▸ Instructions for the task
Gather every line below where "interessos" appears.

(Saved entries)
▶
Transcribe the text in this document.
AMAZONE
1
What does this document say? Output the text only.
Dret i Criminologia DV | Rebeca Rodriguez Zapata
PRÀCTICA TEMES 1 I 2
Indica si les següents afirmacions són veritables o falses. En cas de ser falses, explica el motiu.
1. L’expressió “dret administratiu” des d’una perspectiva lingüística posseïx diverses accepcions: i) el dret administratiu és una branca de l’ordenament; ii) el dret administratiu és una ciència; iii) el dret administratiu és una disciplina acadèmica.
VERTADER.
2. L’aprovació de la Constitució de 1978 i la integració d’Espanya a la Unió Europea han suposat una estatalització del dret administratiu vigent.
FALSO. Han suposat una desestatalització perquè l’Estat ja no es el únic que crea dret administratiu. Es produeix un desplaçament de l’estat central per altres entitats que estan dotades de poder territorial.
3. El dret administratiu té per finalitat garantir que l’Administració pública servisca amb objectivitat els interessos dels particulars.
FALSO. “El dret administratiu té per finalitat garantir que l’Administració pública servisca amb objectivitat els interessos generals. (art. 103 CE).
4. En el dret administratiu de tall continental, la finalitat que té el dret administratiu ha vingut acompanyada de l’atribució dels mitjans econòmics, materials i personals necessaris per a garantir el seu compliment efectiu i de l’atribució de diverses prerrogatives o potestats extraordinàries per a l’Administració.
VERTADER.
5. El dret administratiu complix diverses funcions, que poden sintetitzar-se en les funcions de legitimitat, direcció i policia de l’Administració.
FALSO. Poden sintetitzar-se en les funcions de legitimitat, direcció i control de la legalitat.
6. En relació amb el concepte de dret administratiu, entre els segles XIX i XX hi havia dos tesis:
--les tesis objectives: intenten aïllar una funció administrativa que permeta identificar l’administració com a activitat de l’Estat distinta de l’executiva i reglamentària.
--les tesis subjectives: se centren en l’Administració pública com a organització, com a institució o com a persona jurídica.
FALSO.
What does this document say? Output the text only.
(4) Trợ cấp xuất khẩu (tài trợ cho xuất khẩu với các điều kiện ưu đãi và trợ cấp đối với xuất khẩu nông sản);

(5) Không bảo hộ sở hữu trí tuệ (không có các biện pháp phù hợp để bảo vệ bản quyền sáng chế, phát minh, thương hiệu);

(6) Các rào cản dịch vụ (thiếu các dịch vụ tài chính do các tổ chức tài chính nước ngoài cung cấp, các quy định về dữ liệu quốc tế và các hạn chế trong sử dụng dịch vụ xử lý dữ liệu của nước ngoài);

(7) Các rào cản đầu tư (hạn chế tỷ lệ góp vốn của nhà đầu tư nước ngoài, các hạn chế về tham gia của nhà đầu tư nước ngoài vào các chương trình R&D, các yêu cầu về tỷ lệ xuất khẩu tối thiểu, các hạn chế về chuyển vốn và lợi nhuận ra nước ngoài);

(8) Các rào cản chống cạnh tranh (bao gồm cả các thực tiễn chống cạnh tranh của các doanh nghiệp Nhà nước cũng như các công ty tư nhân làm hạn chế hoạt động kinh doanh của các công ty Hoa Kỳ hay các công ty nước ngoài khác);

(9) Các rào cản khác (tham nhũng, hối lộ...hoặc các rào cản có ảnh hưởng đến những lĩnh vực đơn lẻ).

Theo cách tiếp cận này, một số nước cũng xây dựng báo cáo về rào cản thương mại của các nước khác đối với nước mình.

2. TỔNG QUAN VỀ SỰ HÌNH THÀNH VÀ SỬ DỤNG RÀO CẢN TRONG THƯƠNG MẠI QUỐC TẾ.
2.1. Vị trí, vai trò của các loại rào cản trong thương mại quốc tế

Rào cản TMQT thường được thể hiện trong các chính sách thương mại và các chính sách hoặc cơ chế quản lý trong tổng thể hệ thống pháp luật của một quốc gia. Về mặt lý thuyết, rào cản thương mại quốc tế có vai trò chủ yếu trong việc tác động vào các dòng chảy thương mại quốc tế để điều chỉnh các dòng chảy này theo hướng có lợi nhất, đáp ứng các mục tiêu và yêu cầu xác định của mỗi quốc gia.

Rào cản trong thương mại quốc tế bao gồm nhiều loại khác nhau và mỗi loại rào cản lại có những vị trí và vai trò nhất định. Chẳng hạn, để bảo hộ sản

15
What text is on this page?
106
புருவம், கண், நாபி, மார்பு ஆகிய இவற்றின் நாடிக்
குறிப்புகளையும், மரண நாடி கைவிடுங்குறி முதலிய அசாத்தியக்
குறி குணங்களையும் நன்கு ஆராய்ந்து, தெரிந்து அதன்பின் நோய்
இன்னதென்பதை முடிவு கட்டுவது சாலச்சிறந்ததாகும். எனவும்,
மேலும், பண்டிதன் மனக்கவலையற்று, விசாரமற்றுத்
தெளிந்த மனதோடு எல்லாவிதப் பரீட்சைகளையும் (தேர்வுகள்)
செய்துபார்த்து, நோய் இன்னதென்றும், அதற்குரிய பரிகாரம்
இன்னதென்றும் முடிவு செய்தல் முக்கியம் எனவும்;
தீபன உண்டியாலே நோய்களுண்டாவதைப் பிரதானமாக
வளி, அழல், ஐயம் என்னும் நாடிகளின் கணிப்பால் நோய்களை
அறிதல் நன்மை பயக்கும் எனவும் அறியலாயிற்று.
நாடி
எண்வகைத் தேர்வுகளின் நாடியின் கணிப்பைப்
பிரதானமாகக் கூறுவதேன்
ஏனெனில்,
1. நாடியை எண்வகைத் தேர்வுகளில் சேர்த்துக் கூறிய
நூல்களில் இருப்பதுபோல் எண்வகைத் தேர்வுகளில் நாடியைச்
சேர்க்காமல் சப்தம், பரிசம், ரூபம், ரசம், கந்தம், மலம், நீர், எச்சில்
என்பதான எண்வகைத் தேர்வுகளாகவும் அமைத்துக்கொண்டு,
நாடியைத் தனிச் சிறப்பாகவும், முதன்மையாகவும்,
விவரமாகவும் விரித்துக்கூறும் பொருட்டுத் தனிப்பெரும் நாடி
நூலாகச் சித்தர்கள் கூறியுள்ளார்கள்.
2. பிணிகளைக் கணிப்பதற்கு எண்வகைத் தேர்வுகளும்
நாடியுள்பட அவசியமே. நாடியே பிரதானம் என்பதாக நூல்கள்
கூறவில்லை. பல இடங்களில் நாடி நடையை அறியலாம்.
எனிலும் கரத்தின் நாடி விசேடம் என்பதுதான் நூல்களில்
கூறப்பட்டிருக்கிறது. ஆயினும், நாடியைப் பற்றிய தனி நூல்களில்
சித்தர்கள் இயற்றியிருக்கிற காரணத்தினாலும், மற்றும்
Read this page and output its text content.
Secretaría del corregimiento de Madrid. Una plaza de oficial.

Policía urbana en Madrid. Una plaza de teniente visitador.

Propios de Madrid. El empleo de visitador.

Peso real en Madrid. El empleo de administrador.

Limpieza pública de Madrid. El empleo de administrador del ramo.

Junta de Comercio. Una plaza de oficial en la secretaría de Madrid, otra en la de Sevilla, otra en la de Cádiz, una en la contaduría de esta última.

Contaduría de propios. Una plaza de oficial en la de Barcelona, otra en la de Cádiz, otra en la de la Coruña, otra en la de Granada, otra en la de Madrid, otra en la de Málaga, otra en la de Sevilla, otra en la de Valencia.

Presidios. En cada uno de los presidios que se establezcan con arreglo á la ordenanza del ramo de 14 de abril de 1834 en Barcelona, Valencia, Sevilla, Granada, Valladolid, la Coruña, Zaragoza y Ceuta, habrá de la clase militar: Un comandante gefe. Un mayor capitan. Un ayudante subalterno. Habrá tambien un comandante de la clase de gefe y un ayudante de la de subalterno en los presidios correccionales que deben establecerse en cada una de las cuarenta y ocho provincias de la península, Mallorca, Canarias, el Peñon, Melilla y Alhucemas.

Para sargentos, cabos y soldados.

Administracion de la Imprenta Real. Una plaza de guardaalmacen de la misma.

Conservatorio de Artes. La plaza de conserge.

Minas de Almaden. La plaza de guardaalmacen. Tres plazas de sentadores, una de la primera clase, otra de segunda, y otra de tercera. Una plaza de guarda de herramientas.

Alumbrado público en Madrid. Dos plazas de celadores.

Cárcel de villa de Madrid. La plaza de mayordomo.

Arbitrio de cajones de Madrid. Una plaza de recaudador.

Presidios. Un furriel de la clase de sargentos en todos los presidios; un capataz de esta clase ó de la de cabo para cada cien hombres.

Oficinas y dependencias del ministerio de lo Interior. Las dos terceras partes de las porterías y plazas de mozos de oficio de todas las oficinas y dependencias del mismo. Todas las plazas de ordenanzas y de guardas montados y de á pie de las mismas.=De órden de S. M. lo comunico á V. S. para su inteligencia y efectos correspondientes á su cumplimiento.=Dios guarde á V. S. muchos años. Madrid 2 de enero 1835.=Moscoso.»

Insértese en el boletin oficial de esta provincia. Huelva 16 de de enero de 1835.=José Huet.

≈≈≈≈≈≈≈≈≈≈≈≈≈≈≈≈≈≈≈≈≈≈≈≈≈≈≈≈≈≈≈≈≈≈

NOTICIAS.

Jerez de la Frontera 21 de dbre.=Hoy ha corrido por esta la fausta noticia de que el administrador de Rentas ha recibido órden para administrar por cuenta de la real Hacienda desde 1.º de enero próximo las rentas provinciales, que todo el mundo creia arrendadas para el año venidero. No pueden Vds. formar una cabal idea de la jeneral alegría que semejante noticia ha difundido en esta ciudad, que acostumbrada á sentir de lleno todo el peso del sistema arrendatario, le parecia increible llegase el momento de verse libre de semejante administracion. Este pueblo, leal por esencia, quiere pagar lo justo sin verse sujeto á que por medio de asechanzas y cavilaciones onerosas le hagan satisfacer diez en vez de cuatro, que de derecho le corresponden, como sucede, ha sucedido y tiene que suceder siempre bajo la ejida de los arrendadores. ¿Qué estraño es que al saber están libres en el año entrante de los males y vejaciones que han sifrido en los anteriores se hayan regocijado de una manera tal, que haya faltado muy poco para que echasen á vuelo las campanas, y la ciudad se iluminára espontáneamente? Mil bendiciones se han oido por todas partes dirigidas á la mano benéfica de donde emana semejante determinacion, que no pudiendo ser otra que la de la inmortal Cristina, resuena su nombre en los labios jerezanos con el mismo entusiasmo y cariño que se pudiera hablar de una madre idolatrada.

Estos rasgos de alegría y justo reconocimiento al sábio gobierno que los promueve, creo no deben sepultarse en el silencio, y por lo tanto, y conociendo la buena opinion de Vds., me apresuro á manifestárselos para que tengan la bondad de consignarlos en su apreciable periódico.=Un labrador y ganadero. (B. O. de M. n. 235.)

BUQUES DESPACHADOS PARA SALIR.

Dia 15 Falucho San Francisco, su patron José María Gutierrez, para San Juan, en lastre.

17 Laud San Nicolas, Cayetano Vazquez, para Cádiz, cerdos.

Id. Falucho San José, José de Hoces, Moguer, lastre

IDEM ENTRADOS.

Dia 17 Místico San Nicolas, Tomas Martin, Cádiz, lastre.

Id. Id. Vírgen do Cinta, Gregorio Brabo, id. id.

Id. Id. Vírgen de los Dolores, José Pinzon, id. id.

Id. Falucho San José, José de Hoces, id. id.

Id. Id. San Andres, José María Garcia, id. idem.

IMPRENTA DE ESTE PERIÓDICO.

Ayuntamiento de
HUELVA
◀
▸ Output
3. El dret administratiu té per finalitat garantir que l’Administració pública servisca amb objectivitat els interessos dels particulars.
FALSO. “El dret administratiu té per finalitat garantir que l’Administració pública servisca amb objectivitat els interessos generals. (art. 103 CE).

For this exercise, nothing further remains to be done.